:: WHAT TO DO ::
Repeat the material below word for word and leave out all pictures.

:: DATASET EXCERPTS ::
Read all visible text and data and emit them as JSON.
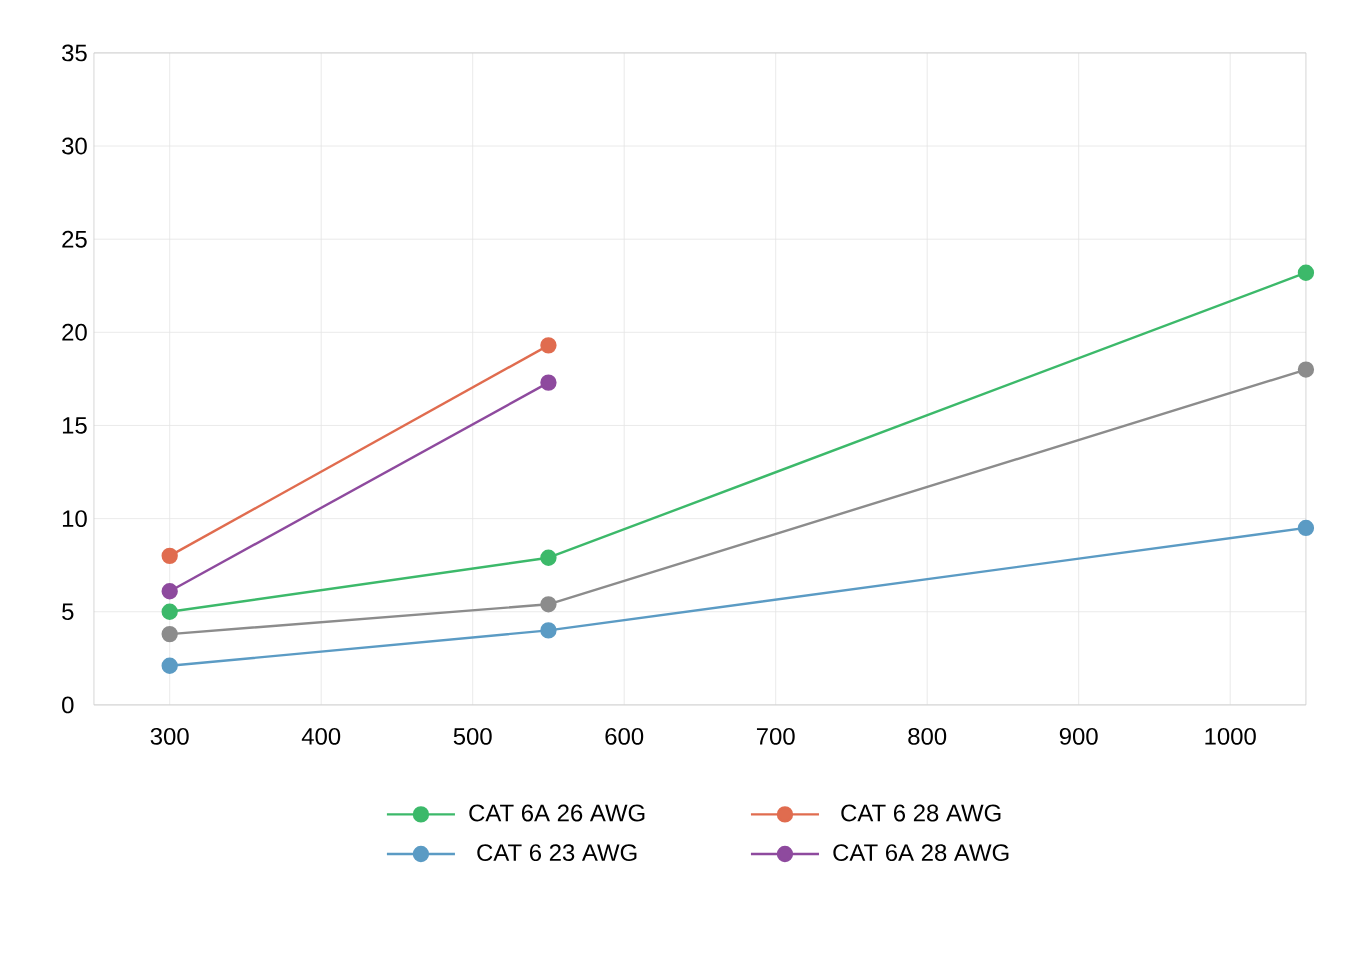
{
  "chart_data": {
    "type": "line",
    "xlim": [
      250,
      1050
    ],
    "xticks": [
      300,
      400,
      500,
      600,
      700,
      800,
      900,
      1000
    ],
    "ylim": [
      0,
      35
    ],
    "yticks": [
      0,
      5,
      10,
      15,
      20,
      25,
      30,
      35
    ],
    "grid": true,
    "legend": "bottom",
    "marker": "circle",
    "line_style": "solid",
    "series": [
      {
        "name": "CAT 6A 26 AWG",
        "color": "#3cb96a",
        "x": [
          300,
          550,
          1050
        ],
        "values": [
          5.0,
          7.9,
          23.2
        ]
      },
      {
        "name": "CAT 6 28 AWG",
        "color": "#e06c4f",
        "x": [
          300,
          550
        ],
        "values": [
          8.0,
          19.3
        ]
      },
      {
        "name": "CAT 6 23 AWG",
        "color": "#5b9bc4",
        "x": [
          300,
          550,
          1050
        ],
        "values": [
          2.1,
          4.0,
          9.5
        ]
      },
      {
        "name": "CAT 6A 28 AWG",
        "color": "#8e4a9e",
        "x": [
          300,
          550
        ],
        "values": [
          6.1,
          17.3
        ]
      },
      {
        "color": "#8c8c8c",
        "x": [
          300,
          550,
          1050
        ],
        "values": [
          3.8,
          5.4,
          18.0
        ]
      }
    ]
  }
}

:: SOLUTION TO THE EXERCISE ::
Read all visible text and data and emit them as JSON.
{
  "chart_data": {
    "type": "line",
    "xlim": [
      250,
      1050
    ],
    "xticks": [
      300,
      400,
      500,
      600,
      700,
      800,
      900,
      1000
    ],
    "ylim": [
      0,
      35
    ],
    "yticks": [
      0,
      5,
      10,
      15,
      20,
      25,
      30,
      35
    ],
    "grid": true,
    "legend": "bottom",
    "marker": "circle",
    "line_style": "solid",
    "series": [
      {
        "name": "CAT 6A 26 AWG",
        "color": "#3cb96a",
        "x": [
          300,
          550,
          1050
        ],
        "values": [
          5.0,
          7.9,
          23.2
        ]
      },
      {
        "name": "CAT 6 28 AWG",
        "color": "#e06c4f",
        "x": [
          300,
          550
        ],
        "values": [
          8.0,
          19.3
        ]
      },
      {
        "name": "CAT 6 23 AWG",
        "color": "#5b9bc4",
        "x": [
          300,
          550,
          1050
        ],
        "values": [
          2.1,
          4.0,
          9.5
        ]
      },
      {
        "name": "CAT 6A 28 AWG",
        "color": "#8e4a9e",
        "x": [
          300,
          550
        ],
        "values": [
          6.1,
          17.3
        ]
      },
      {
        "color": "#8c8c8c",
        "x": [
          300,
          550,
          1050
        ],
        "values": [
          3.8,
          5.4,
          18.0
        ]
      }
    ]
  }
}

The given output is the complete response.